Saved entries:
____________

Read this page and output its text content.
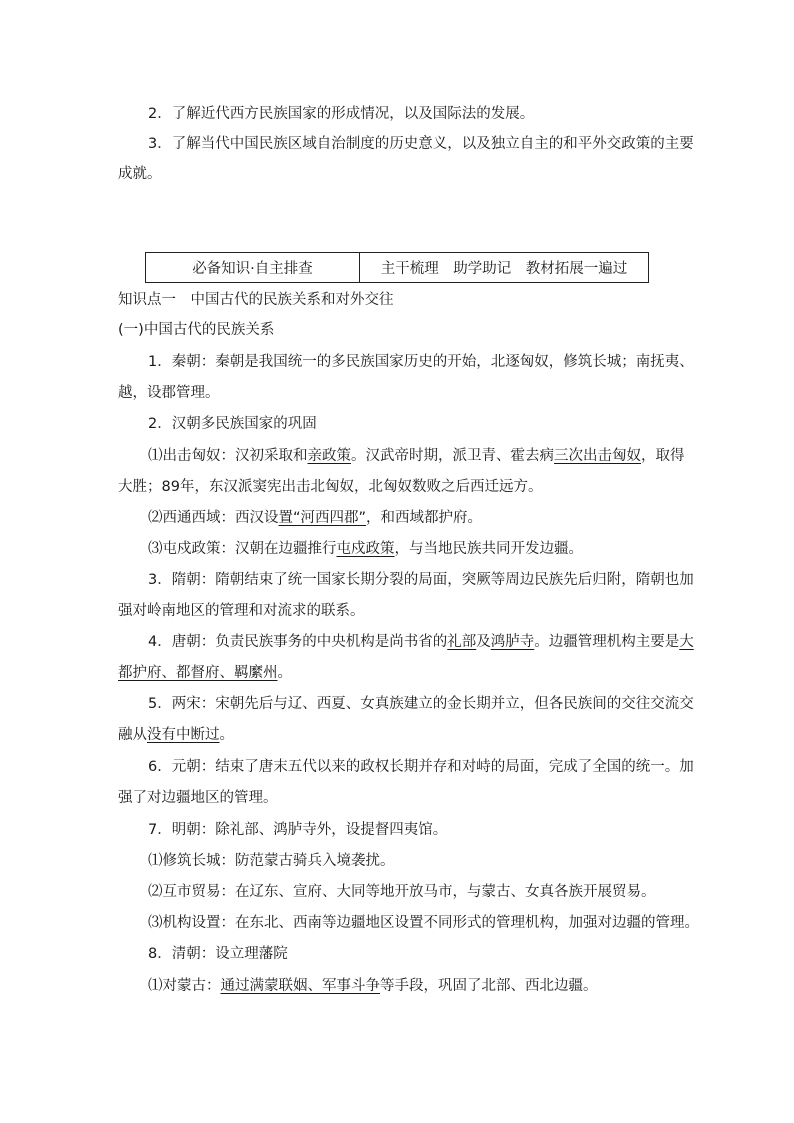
2．了解近代西方民族国家的形成情况，以及国际法的发展。
3．了解当代中国民族区域自治制度的历史意义，以及独立自主的和平外交政策的主要
成就。
必备知识·自主排查	主干梳理　助学助记　教材拓展一遍过
知识点一　中国古代的民族关系和对外交往
(一)中国古代的民族关系
1．秦朝：秦朝是我国统一的多民族国家历史的开始，北逐匈奴，修筑长城；南抚夷、
越，设郡管理。
2．汉朝多民族国家的巩固
⑴出击匈奴：汉初采取和亲政策。汉武帝时期，派卫青、霍去病三次出击匈奴，取得
大胜；89年，东汉派窦宪出击北匈奴，北匈奴数败之后西迁远方。
⑵西通西域：西汉设置“河西四郡”，和西域都护府。
⑶屯戍政策：汉朝在边疆推行屯戍政策，与当地民族共同开发边疆。
3．隋朝：隋朝结束了统一国家长期分裂的局面，突厥等周边民族先后归附，隋朝也加
强对岭南地区的管理和对流求的联系。
4．唐朝：负责民族事务的中央机构是尚书省的礼部及鸿胪寺。边疆管理机构主要是大
都护府、都督府、羁縻州。
5．两宋：宋朝先后与辽、西夏、女真族建立的金长期并立，但各民族间的交往交流交
融从没有中断过。
6．元朝：结束了唐末五代以来的政权长期并存和对峙的局面，完成了全国的统一。加
强了对边疆地区的管理。
7．明朝：除礼部、鸿胪寺外，设提督四夷馆。
⑴修筑长城：防范蒙古骑兵入境袭扰。
⑵互市贸易：在辽东、宣府、大同等地开放马市，与蒙古、女真各族开展贸易。
⑶机构设置：在东北、西南等边疆地区设置不同形式的管理机构，加强对边疆的管理。
8．清朝：设立理藩院
⑴对蒙古：通过满蒙联姻、军事斗争等手段，巩固了北部、西北边疆。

____________

◆ **TASK DESCRIPTION**: Exact duplication of all the records is required; pictures are omitted from the copy.

◆ **FULL SOLUTION**:
Read this page and output its text content.
2．了解近代西方民族国家的形成情况，以及国际法的发展。
3．了解当代中国民族区域自治制度的历史意义，以及独立自主的和平外交政策的主要
成就。
必备知识·自主排查	主干梳理　助学助记　教材拓展一遍过
知识点一　中国古代的民族关系和对外交往
(一)中国古代的民族关系
1．秦朝：秦朝是我国统一的多民族国家历史的开始，北逐匈奴，修筑长城；南抚夷、
越，设郡管理。
2．汉朝多民族国家的巩固
⑴出击匈奴：汉初采取和亲政策。汉武帝时期，派卫青、霍去病三次出击匈奴，取得
大胜；89年，东汉派窦宪出击北匈奴，北匈奴数败之后西迁远方。
⑵西通西域：西汉设置“河西四郡”，和西域都护府。
⑶屯戍政策：汉朝在边疆推行屯戍政策，与当地民族共同开发边疆。
3．隋朝：隋朝结束了统一国家长期分裂的局面，突厥等周边民族先后归附，隋朝也加
强对岭南地区的管理和对流求的联系。
4．唐朝：负责民族事务的中央机构是尚书省的礼部及鸿胪寺。边疆管理机构主要是大
都护府、都督府、羁縻州。
5．两宋：宋朝先后与辽、西夏、女真族建立的金长期并立，但各民族间的交往交流交
融从没有中断过。
6．元朝：结束了唐末五代以来的政权长期并存和对峙的局面，完成了全国的统一。加
强了对边疆地区的管理。
7．明朝：除礼部、鸿胪寺外，设提督四夷馆。
⑴修筑长城：防范蒙古骑兵入境袭扰。
⑵互市贸易：在辽东、宣府、大同等地开放马市，与蒙古、女真各族开展贸易。
⑶机构设置：在东北、西南等边疆地区设置不同形式的管理机构，加强对边疆的管理。
8．清朝：设立理藩院
⑴对蒙古：通过满蒙联姻、军事斗争等手段，巩固了北部、西北边疆。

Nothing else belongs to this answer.